● **Brief**:
Using the listing below, please gather every line containing the word "AIFF".

● **Entries provided**:
___

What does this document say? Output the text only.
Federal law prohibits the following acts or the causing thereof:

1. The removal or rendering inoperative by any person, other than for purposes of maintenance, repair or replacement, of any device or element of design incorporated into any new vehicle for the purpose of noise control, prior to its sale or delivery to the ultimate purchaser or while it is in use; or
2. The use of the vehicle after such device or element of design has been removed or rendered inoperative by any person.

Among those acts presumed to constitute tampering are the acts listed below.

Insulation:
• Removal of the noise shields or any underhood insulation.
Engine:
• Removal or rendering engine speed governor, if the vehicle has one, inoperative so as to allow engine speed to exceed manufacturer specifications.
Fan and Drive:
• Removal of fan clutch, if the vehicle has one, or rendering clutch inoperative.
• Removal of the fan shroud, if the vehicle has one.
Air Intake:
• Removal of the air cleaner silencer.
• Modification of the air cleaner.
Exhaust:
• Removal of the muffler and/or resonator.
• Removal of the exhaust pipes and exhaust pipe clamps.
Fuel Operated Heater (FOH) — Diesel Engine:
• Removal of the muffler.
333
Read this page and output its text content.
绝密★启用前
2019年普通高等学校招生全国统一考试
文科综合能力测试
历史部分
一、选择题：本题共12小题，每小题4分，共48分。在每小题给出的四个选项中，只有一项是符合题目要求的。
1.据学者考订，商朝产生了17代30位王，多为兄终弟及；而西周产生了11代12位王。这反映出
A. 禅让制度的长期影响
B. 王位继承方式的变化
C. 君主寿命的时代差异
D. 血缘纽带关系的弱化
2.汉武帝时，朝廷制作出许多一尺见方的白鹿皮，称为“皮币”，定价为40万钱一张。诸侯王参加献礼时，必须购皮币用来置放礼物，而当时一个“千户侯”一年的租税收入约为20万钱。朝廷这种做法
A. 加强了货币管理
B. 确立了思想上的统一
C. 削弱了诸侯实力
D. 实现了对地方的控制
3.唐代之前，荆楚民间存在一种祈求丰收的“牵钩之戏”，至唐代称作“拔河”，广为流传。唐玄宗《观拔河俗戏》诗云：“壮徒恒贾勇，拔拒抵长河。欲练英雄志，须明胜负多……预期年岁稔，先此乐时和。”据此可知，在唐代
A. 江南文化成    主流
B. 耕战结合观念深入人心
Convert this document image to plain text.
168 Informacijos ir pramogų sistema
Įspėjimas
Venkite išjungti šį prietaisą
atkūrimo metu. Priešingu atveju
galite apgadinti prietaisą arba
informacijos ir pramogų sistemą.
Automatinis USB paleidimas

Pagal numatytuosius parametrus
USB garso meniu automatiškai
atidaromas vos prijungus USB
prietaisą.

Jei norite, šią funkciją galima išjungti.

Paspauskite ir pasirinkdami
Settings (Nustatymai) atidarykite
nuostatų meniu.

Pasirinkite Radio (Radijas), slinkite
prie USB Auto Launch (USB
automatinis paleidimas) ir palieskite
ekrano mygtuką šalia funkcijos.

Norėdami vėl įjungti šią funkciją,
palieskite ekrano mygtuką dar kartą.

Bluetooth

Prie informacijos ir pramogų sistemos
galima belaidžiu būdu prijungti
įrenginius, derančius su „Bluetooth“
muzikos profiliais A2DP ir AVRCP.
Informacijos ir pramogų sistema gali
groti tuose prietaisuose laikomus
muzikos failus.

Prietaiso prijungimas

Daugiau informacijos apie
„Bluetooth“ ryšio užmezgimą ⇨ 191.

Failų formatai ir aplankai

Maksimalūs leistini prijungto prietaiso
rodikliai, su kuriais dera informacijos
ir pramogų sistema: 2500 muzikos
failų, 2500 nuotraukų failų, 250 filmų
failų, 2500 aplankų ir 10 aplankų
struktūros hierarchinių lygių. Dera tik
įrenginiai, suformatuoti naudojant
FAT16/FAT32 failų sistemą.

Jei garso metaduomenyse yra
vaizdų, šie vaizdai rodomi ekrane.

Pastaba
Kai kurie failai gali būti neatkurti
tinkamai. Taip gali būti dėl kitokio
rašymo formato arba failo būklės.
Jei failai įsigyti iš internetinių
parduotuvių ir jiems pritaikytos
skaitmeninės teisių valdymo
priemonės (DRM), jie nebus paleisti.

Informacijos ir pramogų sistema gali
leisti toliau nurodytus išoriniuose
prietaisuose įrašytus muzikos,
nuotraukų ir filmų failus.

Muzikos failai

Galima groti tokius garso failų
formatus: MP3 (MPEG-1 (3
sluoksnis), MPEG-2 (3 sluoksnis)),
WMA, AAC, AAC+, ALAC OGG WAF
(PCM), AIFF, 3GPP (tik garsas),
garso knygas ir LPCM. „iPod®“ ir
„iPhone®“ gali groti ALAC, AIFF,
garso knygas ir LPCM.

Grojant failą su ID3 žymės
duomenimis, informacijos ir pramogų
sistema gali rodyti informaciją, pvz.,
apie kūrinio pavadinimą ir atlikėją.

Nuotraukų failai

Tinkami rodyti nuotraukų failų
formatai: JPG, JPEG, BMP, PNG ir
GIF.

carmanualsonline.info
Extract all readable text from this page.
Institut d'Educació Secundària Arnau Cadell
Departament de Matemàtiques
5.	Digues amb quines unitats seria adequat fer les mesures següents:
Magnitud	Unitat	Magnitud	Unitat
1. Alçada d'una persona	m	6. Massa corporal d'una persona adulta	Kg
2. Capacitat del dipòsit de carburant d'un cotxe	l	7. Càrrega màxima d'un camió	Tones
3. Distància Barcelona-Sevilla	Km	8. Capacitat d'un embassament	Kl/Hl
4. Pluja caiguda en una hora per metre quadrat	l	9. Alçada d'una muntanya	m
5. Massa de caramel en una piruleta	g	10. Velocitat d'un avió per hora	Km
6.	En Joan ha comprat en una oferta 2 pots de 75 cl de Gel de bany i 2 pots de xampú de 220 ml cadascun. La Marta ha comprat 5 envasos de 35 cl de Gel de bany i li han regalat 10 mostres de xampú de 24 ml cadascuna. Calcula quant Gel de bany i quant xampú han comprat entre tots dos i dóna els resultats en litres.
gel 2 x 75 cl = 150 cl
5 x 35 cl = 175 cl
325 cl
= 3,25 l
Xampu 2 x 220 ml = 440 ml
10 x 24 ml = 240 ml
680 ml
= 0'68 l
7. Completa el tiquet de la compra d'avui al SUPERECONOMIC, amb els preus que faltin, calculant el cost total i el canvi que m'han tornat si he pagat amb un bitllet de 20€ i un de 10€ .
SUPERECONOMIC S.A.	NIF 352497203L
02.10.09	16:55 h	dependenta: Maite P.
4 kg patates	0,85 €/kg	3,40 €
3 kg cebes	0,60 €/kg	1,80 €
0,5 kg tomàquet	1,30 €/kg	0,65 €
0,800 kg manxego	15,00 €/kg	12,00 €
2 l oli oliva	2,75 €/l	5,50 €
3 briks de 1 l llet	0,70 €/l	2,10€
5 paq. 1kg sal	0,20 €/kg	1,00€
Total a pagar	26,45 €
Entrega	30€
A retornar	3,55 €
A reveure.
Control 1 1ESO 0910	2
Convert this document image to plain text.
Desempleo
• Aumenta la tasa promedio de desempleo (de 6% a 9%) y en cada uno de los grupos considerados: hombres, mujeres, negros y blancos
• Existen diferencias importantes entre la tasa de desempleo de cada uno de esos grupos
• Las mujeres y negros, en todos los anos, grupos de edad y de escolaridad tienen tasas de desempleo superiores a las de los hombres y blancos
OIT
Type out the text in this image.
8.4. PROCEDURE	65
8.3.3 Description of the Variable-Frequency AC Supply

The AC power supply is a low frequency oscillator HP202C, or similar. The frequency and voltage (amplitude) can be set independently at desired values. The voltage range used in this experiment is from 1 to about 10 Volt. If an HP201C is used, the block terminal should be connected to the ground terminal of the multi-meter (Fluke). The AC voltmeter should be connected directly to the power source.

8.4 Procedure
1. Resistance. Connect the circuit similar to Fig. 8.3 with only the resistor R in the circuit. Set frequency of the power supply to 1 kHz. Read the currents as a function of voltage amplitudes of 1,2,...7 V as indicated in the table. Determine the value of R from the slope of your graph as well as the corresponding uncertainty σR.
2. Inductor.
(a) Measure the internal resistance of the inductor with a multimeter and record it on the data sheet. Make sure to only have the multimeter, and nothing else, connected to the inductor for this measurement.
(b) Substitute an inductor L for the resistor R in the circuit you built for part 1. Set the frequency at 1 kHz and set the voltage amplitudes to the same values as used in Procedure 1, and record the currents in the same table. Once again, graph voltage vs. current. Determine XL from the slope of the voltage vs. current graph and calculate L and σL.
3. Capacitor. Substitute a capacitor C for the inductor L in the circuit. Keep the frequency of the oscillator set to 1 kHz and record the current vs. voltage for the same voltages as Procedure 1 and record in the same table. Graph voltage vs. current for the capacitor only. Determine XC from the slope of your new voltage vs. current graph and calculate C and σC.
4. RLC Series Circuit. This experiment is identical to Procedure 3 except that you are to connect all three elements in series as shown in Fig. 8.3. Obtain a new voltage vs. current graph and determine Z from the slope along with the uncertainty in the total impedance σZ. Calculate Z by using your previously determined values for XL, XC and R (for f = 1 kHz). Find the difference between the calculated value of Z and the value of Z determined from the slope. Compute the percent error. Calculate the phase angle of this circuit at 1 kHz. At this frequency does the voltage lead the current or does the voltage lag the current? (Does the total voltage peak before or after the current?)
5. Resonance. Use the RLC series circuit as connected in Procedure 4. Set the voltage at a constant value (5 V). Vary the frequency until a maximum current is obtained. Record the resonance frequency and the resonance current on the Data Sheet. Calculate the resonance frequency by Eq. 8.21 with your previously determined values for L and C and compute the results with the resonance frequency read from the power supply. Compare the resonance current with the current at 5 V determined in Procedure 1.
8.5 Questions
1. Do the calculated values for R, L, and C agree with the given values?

___

● **Written solution**:
(PCM), AIFF, 3GPP (tik garsas),
„iPhone®“ gali groti ALAC, AIFF,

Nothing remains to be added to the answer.